The task. All of the data should be output character for character, except the pictures.

# Start of Input rows

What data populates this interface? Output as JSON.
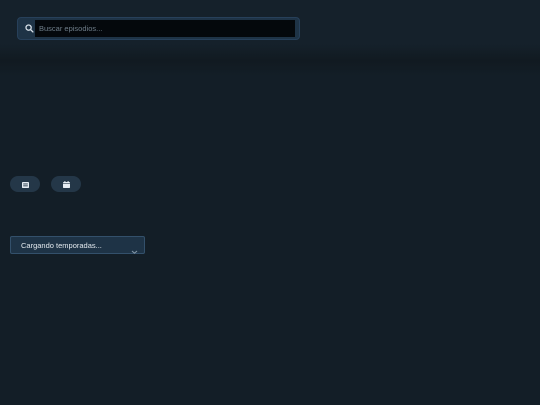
{
  "search": {
    "placeholder": "Buscar episodios...",
    "value": "",
    "icon": "search-icon"
  },
  "view_toggles": [
    {
      "icon": "list-view-icon"
    },
    {
      "icon": "calendar-icon"
    }
  ],
  "season_select": {
    "selected": "Cargando temporadas...",
    "icon": "chevron-down-icon"
  },
  "colors": {
    "background": "#131e27",
    "surface": "#1e3346",
    "pill": "#243748",
    "input": "#04080c"
  }
}
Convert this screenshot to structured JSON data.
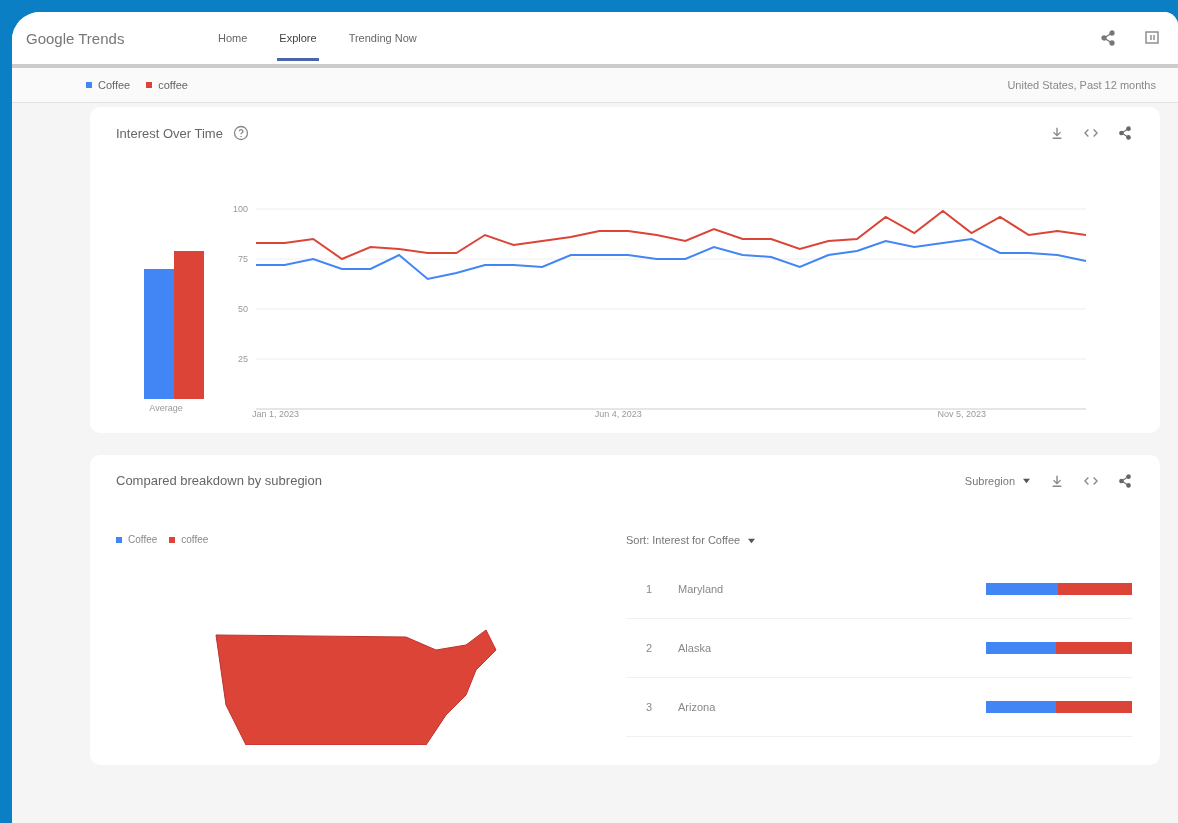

# End of Input rows

In response.
What data populates this interface? Output as JSON.
{
  "search": {
    "placeholder": "Buscar episodios...",
    "value": "",
    "icon": "search-icon"
  },
  "view_toggles": [
    {
      "icon": "list-view-icon"
    },
    {
      "icon": "calendar-icon"
    }
  ],
  "season_select": {
    "selected": "Cargando temporadas...",
    "icon": "chevron-down-icon"
  },
  "colors": {
    "background": "#131e27",
    "surface": "#1e3346",
    "pill": "#243748",
    "input": "#04080c"
  }
}
Convert this screenshot to structured JSON data.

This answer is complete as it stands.